- DIRECTIONS FOR THIS TASK
Transcribe the records below exactly, leaving out any pictures.

Data entries for graphics
....

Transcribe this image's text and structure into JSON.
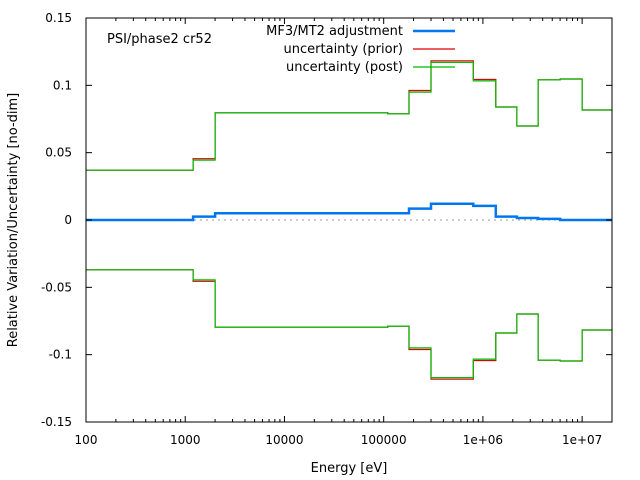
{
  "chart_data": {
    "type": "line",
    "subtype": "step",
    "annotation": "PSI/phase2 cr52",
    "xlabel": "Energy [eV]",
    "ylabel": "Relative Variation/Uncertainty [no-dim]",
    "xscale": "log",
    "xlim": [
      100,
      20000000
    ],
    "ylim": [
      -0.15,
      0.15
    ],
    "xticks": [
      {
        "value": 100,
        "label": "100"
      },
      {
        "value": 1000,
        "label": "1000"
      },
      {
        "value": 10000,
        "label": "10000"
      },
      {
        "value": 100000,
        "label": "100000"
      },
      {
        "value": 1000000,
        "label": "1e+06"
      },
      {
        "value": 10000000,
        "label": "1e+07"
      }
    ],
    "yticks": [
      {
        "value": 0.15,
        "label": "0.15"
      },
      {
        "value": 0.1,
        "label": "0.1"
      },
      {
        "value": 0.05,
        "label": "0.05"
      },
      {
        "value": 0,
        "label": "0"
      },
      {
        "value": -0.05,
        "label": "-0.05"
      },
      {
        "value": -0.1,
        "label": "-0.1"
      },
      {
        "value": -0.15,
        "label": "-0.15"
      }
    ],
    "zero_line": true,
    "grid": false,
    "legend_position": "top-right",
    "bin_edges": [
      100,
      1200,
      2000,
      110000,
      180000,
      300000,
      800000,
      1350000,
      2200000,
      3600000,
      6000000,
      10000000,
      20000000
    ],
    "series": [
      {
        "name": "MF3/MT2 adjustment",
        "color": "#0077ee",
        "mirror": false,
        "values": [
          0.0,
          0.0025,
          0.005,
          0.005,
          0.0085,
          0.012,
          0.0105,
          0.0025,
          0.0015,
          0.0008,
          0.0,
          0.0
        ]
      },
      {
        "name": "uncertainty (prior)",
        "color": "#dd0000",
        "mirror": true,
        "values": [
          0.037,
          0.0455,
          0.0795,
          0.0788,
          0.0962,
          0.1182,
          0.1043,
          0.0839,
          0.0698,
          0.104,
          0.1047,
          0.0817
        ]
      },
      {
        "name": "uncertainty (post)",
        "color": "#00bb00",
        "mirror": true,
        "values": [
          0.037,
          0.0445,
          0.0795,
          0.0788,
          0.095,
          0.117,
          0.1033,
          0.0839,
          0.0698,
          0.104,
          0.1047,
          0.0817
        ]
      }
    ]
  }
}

....

- THE RESPONSE
Transcribe this image's text and structure into JSON.
{
  "chart_data": {
    "type": "line",
    "subtype": "step",
    "annotation": "PSI/phase2 cr52",
    "xlabel": "Energy [eV]",
    "ylabel": "Relative Variation/Uncertainty [no-dim]",
    "xscale": "log",
    "xlim": [
      100,
      20000000
    ],
    "ylim": [
      -0.15,
      0.15
    ],
    "xticks": [
      {
        "value": 100,
        "label": "100"
      },
      {
        "value": 1000,
        "label": "1000"
      },
      {
        "value": 10000,
        "label": "10000"
      },
      {
        "value": 100000,
        "label": "100000"
      },
      {
        "value": 1000000,
        "label": "1e+06"
      },
      {
        "value": 10000000,
        "label": "1e+07"
      }
    ],
    "yticks": [
      {
        "value": 0.15,
        "label": "0.15"
      },
      {
        "value": 0.1,
        "label": "0.1"
      },
      {
        "value": 0.05,
        "label": "0.05"
      },
      {
        "value": 0,
        "label": "0"
      },
      {
        "value": -0.05,
        "label": "-0.05"
      },
      {
        "value": -0.1,
        "label": "-0.1"
      },
      {
        "value": -0.15,
        "label": "-0.15"
      }
    ],
    "zero_line": true,
    "grid": false,
    "legend_position": "top-right",
    "bin_edges": [
      100,
      1200,
      2000,
      110000,
      180000,
      300000,
      800000,
      1350000,
      2200000,
      3600000,
      6000000,
      10000000,
      20000000
    ],
    "series": [
      {
        "name": "MF3/MT2 adjustment",
        "color": "#0077ee",
        "mirror": false,
        "values": [
          0.0,
          0.0025,
          0.005,
          0.005,
          0.0085,
          0.012,
          0.0105,
          0.0025,
          0.0015,
          0.0008,
          0.0,
          0.0
        ]
      },
      {
        "name": "uncertainty (prior)",
        "color": "#dd0000",
        "mirror": true,
        "values": [
          0.037,
          0.0455,
          0.0795,
          0.0788,
          0.0962,
          0.1182,
          0.1043,
          0.0839,
          0.0698,
          0.104,
          0.1047,
          0.0817
        ]
      },
      {
        "name": "uncertainty (post)",
        "color": "#00bb00",
        "mirror": true,
        "values": [
          0.037,
          0.0445,
          0.0795,
          0.0788,
          0.095,
          0.117,
          0.1033,
          0.0839,
          0.0698,
          0.104,
          0.1047,
          0.0817
        ]
      }
    ]
  }
}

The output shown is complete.